**Given exercise:**
Reproduce the listing below line for line, with every character unchanged.

**Data entries:**
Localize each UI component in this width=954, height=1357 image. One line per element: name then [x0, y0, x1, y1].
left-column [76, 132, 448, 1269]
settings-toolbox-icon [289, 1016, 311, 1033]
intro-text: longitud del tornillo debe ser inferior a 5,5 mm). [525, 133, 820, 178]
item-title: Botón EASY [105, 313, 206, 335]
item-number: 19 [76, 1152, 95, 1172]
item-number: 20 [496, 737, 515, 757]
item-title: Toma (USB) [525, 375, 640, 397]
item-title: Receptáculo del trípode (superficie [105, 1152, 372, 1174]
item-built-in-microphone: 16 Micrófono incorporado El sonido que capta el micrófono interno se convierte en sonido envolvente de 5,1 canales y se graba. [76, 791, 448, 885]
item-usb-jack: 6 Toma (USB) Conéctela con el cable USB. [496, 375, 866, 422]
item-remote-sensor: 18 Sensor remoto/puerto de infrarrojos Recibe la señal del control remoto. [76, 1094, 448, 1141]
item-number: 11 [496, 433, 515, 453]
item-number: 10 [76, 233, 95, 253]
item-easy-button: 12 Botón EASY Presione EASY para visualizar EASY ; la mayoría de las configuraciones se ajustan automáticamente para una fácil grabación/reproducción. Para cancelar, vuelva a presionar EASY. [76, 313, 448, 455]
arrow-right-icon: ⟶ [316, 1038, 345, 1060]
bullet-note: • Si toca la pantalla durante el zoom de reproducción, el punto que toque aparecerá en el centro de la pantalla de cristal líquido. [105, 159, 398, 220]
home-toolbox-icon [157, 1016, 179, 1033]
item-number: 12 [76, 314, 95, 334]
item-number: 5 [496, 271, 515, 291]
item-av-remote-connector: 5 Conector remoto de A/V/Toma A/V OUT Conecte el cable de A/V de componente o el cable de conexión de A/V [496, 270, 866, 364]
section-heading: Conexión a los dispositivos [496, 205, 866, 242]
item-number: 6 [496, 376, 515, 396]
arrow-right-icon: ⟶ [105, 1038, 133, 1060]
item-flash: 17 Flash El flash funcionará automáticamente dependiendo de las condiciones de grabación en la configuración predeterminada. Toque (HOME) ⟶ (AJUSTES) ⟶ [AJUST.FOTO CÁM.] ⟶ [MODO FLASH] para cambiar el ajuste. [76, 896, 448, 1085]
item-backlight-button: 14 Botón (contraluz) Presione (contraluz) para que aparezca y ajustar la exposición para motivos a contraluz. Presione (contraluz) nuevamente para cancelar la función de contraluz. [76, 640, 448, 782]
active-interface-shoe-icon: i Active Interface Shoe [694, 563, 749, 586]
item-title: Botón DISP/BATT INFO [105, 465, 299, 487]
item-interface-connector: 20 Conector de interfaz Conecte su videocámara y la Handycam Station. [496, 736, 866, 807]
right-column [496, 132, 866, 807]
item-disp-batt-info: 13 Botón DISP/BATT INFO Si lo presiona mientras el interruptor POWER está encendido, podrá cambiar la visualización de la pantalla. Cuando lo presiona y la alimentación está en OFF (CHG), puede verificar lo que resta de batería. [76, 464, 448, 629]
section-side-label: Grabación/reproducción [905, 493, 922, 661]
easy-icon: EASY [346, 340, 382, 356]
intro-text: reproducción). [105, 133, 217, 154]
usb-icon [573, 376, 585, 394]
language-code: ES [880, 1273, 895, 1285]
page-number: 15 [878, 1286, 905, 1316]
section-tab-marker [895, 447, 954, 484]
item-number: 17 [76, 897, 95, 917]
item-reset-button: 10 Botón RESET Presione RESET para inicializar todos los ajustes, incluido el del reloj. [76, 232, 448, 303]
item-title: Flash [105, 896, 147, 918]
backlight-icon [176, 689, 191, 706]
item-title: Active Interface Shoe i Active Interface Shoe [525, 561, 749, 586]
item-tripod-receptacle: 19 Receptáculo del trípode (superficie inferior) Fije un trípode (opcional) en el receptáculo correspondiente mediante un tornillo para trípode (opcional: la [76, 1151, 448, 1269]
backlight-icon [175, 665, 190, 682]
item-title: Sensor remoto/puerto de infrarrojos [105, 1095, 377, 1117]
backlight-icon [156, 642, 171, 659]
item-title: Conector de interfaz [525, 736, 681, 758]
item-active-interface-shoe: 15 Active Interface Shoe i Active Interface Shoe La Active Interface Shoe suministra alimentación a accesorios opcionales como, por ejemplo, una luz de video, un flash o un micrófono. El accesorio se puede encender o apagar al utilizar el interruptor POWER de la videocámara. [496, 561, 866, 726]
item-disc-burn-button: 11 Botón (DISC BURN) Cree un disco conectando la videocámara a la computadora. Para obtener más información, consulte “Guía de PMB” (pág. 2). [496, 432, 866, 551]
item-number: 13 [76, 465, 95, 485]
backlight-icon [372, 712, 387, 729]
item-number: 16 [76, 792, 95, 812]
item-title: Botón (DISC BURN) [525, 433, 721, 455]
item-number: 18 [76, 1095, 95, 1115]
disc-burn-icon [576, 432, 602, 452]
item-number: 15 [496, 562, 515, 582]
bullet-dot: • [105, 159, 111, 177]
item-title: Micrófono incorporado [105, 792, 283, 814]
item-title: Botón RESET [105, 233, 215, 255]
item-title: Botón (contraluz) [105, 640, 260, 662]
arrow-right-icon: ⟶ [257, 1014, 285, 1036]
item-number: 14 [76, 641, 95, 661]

**The reply:**
Localize each UI component in this width=954, height=1357 image. One line per element: name then [x0, y0, x1, y1].
left-column [76, 132, 448, 1269]
settings-toolbox-icon [289, 1016, 311, 1033]
intro-text: longitud del tornillo debe ser inferior a 5,5 mm). [525, 133, 820, 178]
item-title: Botón EASY [105, 313, 206, 335]
item-number: 19 [76, 1152, 95, 1172]
item-number: 20 [496, 737, 515, 757]
item-title: Toma (USB) [525, 375, 640, 397]
item-title: Receptáculo del trípode (superficie [105, 1152, 372, 1174]
item-built-in-microphone: 16 Micrófono incorporado El sonido que capta el micrófono interno se convierte en sonido envolvente de 5,1 canales y se graba. [76, 791, 448, 885]
item-usb-jack: 6 Toma (USB) Conéctela con el cable USB. [496, 375, 866, 422]
item-remote-sensor: 18 Sensor remoto/puerto de infrarrojos Recibe la señal del control remoto. [76, 1094, 448, 1141]
item-number: 11 [496, 433, 515, 453]
item-number: 10 [76, 233, 95, 253]
item-easy-button: 12 Botón EASY Presione EASY para visualizar EASY ; la mayoría de las configuraciones se ajustan automáticamente para una fácil grabación/reproducción. Para cancelar, vuelva a presionar EASY. [76, 313, 448, 455]
arrow-right-icon: ⟶ [316, 1038, 345, 1060]
bullet-note: • Si toca la pantalla durante el zoom de reproducción, el punto que toque aparecerá en el centro de la pantalla de cristal líquido. [105, 159, 398, 220]
home-toolbox-icon [157, 1016, 179, 1033]
item-number: 12 [76, 314, 95, 334]
item-number: 5 [496, 271, 515, 291]
item-av-remote-connector: 5 Conector remoto de A/V/Toma A/V OUT Conecte el cable de A/V de componente o el cable de conexión de A/V [496, 270, 866, 364]
section-heading: Conexión a los dispositivos [496, 205, 866, 242]
item-number: 6 [496, 376, 515, 396]
arrow-right-icon: ⟶ [105, 1038, 133, 1060]
item-flash: 17 Flash El flash funcionará automáticamente dependiendo de las condiciones de grabación en la configuración predeterminada. Toque (HOME) ⟶ (AJUSTES) ⟶ [AJUST.FOTO CÁM.] ⟶ [MODO FLASH] para cambiar el ajuste. [76, 896, 448, 1085]
item-backlight-button: 14 Botón (contraluz) Presione (contraluz) para que aparezca y ajustar la exposición para motivos a contraluz. Presione (contraluz) nuevamente para cancelar la función de contraluz. [76, 640, 448, 782]
active-interface-shoe-icon: i Active Interface Shoe [694, 563, 749, 586]
item-title: Botón DISP/BATT INFO [105, 465, 299, 487]
item-interface-connector: 20 Conector de interfaz Conecte su videocámara y la Handycam Station. [496, 736, 866, 807]
right-column [496, 132, 866, 807]
item-disp-batt-info: 13 Botón DISP/BATT INFO Si lo presiona mientras el interruptor POWER está encendido, podrá cambiar la visualización de la pantalla. Cuando lo presiona y la alimentación está en OFF (CHG), puede verificar lo que resta de batería. [76, 464, 448, 629]
section-side-label: Grabación/reproducción [905, 493, 922, 661]
easy-icon: EASY [346, 340, 382, 356]
intro-text: reproducción). [105, 133, 217, 154]
usb-icon [573, 376, 585, 394]
language-code: ES [880, 1273, 895, 1285]
page-number: 15 [878, 1286, 905, 1316]
section-tab-marker [895, 447, 954, 484]
item-number: 17 [76, 897, 95, 917]
item-reset-button: 10 Botón RESET Presione RESET para inicializar todos los ajustes, incluido el del reloj. [76, 232, 448, 303]
item-title: Flash [105, 896, 147, 918]
backlight-icon [176, 689, 191, 706]
item-title: Active Interface Shoe i Active Interface Shoe [525, 561, 749, 586]
item-tripod-receptacle: 19 Receptáculo del trípode (superficie inferior) Fije un trípode (opcional) en el receptáculo correspondiente mediante un tornillo para trípode (opcional: la [76, 1151, 448, 1269]
backlight-icon [175, 665, 190, 682]
item-title: Sensor remoto/puerto de infrarrojos [105, 1095, 377, 1117]
backlight-icon [156, 642, 171, 659]
item-title: Conector de interfaz [525, 736, 681, 758]
item-active-interface-shoe: 15 Active Interface Shoe i Active Interface Shoe La Active Interface Shoe suministra alimentación a accesorios opcionales como, por ejemplo, una luz de video, un flash o un micrófono. El accesorio se puede encender o apagar al utilizar el interruptor POWER de la videocámara. [496, 561, 866, 726]
item-disc-burn-button: 11 Botón (DISC BURN) Cree un disco conectando la videocámara a la computadora. Para obtener más información, consulte “Guía de PMB” (pág. 2). [496, 432, 866, 551]
item-number: 13 [76, 465, 95, 485]
backlight-icon [372, 712, 387, 729]
item-number: 16 [76, 792, 95, 812]
item-title: Botón (DISC BURN) [525, 433, 721, 455]
item-number: 18 [76, 1095, 95, 1115]
disc-burn-icon [576, 432, 602, 452]
item-number: 15 [496, 562, 515, 582]
bullet-dot: • [105, 159, 111, 177]
item-title: Micrófono incorporado [105, 792, 283, 814]
item-title: Botón RESET [105, 233, 215, 255]
item-title: Botón (contraluz) [105, 640, 260, 662]
arrow-right-icon: ⟶ [257, 1014, 285, 1036]
item-number: 14 [76, 641, 95, 661]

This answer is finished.